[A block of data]
------------------------------------

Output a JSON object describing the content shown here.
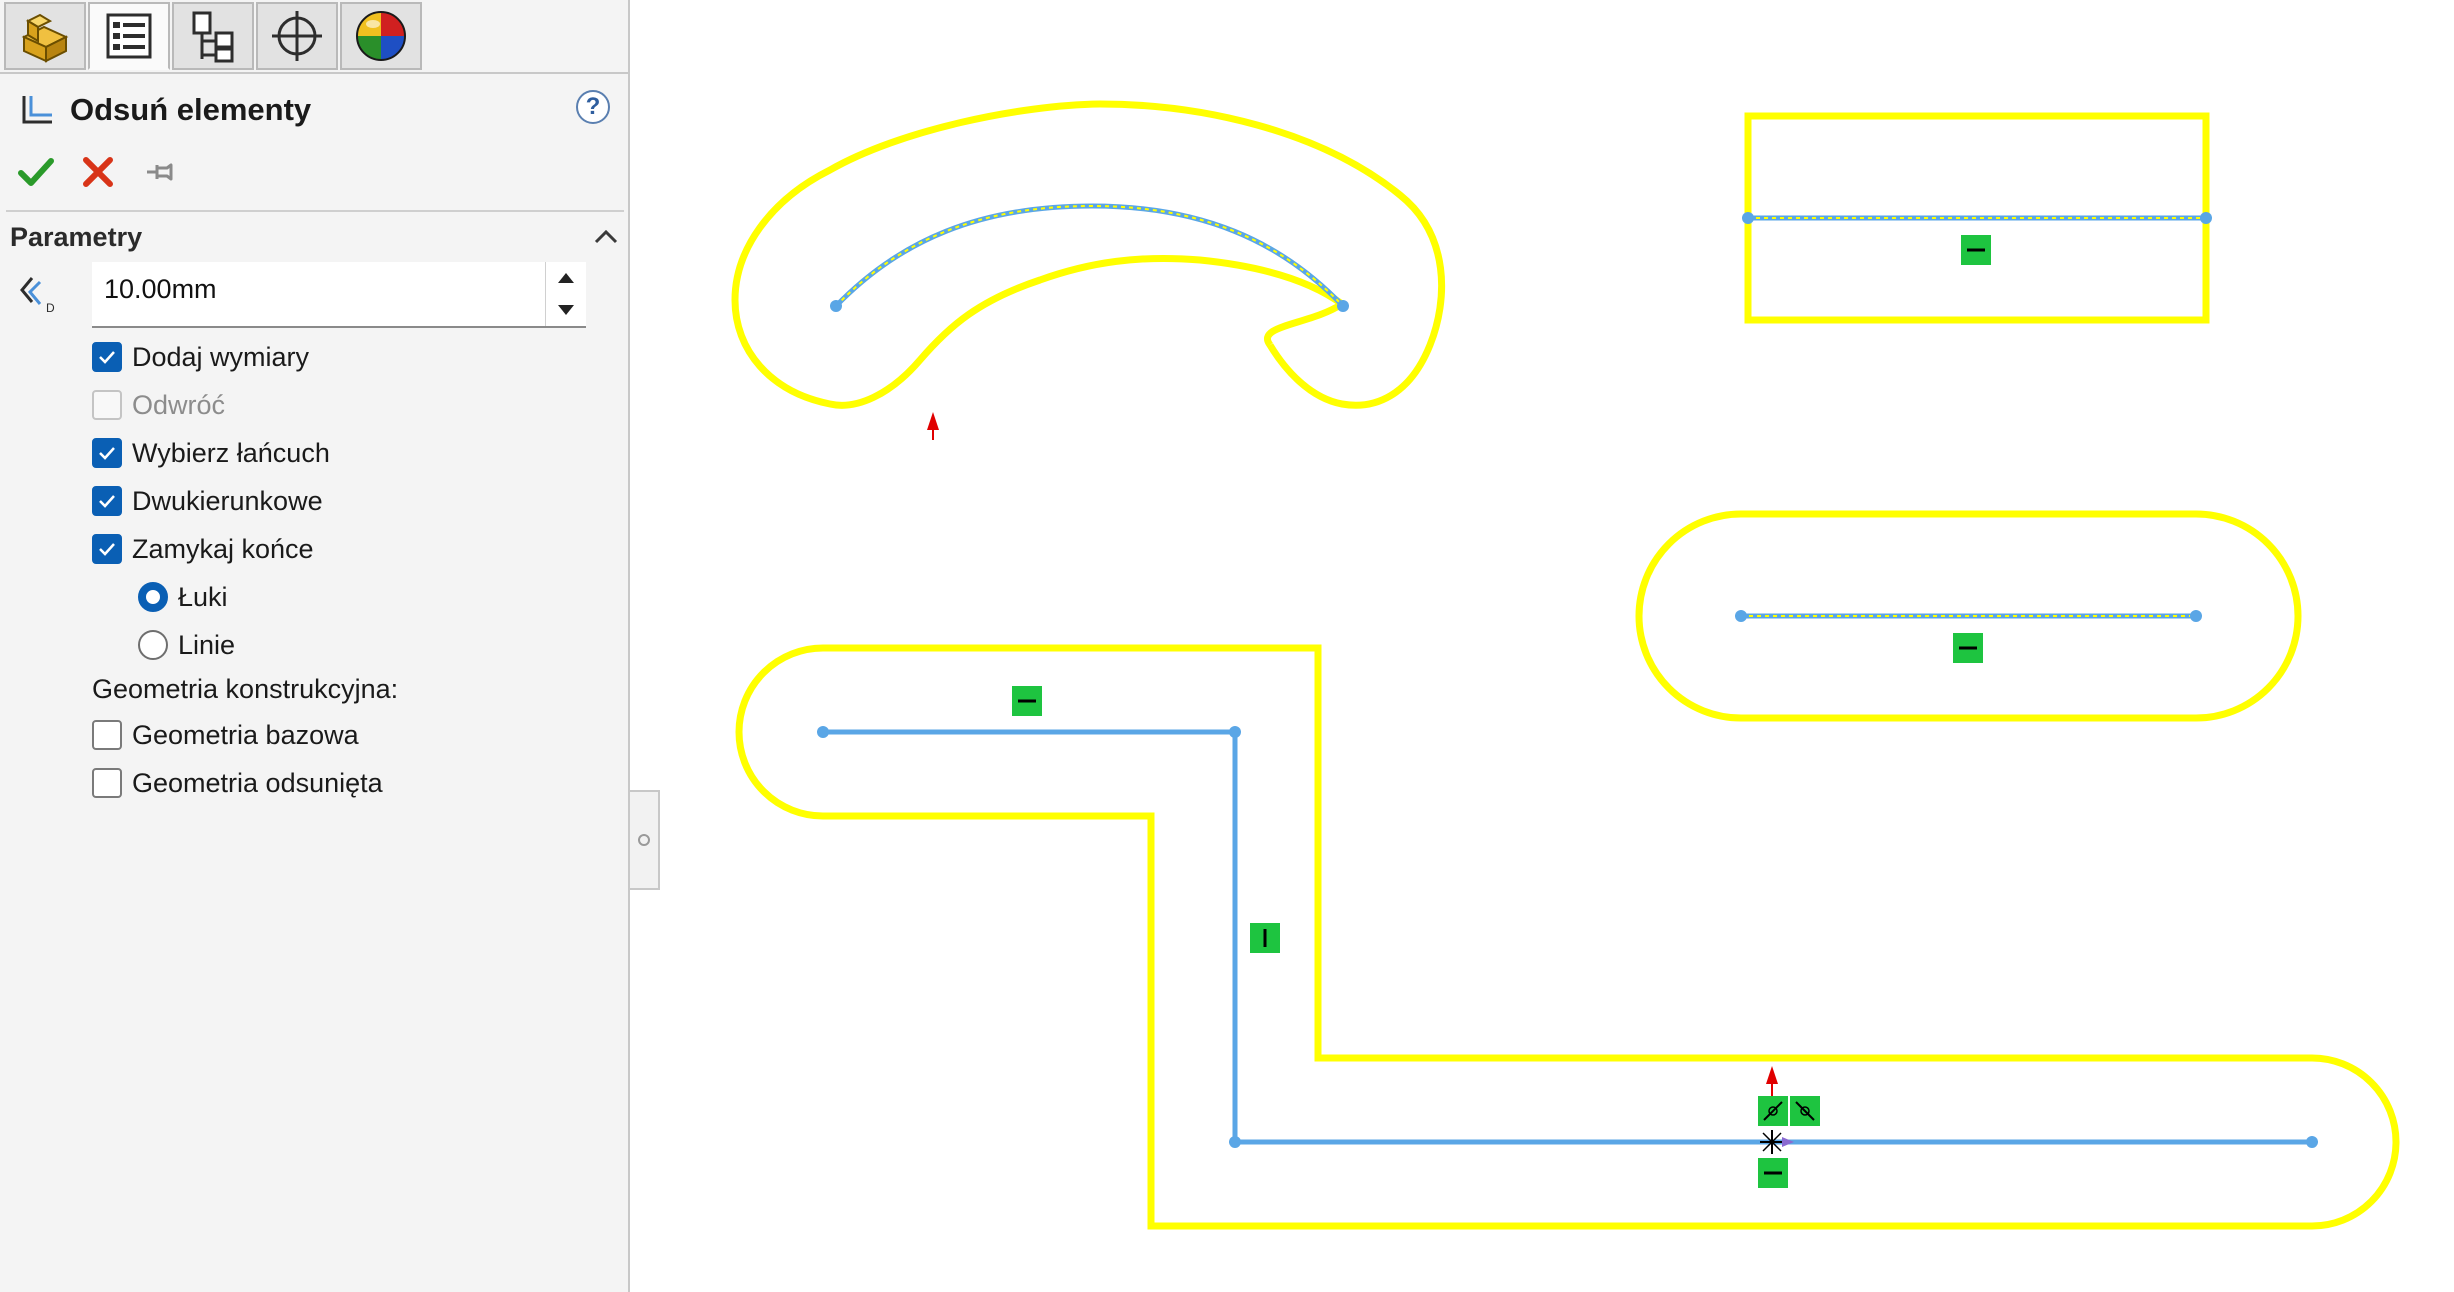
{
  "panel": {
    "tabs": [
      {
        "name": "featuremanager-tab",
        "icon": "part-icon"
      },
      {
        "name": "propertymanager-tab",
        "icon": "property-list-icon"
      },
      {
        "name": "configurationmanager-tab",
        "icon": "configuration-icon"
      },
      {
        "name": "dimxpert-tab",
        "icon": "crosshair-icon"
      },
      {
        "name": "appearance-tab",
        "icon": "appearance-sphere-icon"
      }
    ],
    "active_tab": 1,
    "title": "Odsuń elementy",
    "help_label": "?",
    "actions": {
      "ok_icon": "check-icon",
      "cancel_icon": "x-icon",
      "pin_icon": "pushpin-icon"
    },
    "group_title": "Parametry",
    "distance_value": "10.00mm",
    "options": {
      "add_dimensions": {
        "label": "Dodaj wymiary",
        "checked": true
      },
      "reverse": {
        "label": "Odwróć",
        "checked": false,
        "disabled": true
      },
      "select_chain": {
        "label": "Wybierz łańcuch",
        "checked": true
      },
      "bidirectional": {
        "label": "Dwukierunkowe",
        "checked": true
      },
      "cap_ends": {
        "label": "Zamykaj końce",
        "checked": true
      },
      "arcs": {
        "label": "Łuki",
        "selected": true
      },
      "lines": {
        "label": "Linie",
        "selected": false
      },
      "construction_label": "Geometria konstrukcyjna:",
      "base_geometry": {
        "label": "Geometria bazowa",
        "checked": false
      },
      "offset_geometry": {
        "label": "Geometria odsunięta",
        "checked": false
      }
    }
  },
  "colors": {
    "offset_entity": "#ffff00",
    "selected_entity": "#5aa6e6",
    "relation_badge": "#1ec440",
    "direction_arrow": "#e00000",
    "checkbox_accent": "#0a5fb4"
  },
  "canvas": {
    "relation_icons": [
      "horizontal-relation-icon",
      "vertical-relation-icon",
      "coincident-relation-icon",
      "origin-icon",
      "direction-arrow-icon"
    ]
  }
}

------------------------------------

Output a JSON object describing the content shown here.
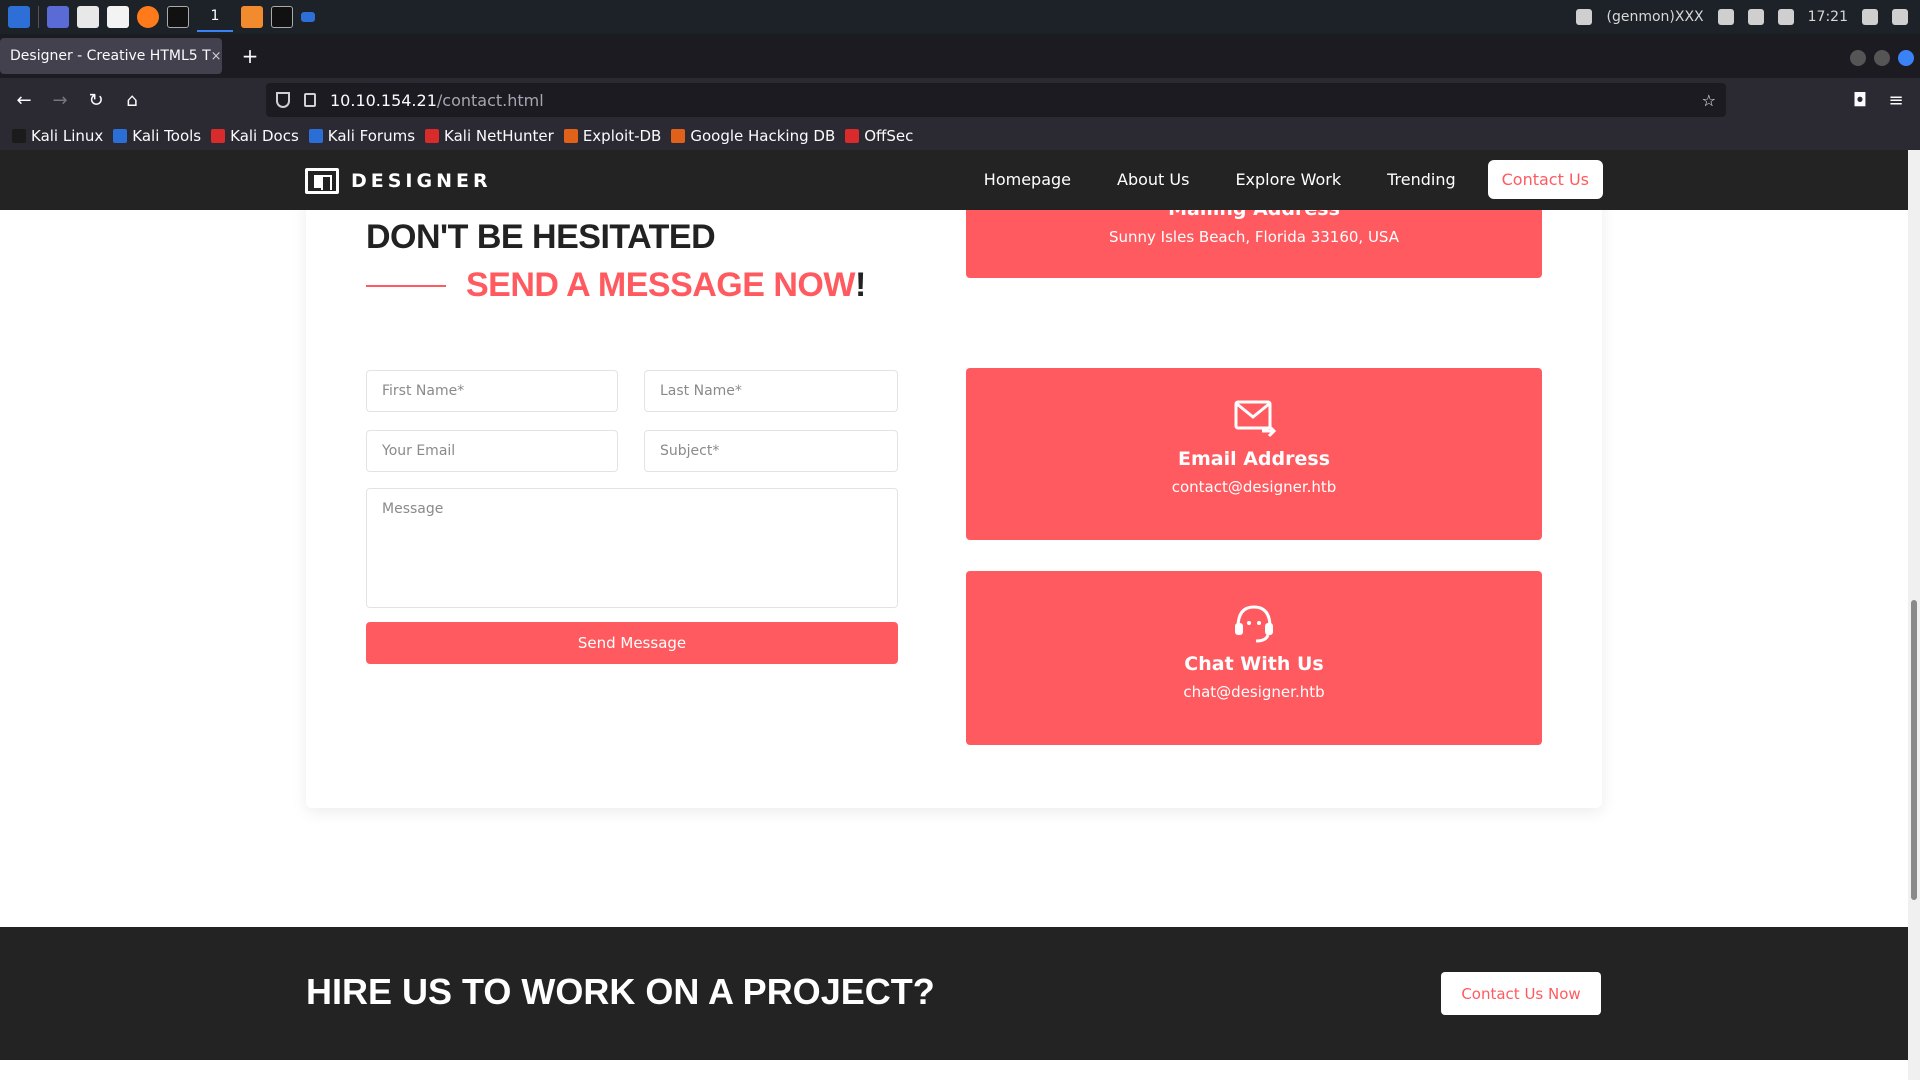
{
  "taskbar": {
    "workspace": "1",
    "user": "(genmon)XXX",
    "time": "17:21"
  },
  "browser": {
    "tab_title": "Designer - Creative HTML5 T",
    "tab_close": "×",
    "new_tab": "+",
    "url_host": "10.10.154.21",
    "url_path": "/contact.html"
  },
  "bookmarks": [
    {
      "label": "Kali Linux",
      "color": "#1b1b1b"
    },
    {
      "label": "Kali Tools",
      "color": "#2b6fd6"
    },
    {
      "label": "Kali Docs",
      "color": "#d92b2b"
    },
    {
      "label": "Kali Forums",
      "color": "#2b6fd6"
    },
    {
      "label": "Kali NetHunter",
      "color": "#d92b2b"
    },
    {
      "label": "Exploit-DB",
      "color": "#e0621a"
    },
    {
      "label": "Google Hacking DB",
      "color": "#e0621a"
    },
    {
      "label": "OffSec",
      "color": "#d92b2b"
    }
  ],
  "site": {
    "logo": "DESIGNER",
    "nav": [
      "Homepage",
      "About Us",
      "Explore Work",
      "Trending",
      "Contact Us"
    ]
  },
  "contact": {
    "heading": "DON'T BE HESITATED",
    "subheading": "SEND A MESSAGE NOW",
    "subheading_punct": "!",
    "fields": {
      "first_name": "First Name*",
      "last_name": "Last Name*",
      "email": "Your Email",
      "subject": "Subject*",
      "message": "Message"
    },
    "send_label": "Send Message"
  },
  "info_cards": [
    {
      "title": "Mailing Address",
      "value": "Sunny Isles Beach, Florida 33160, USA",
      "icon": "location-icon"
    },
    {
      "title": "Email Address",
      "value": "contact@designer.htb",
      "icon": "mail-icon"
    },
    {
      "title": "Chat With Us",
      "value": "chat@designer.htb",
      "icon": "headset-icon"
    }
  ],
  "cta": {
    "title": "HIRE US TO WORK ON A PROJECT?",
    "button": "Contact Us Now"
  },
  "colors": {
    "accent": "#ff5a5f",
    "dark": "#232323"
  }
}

------------------------------------

• [Given exercise] Your task is to gather every line with the word "Geometria" and copy it.

• [Correct output]
      "construction_label": "Geometria konstrukcyjna:",
        "label": "Geometria bazowa",
        "label": "Geometria odsunięta",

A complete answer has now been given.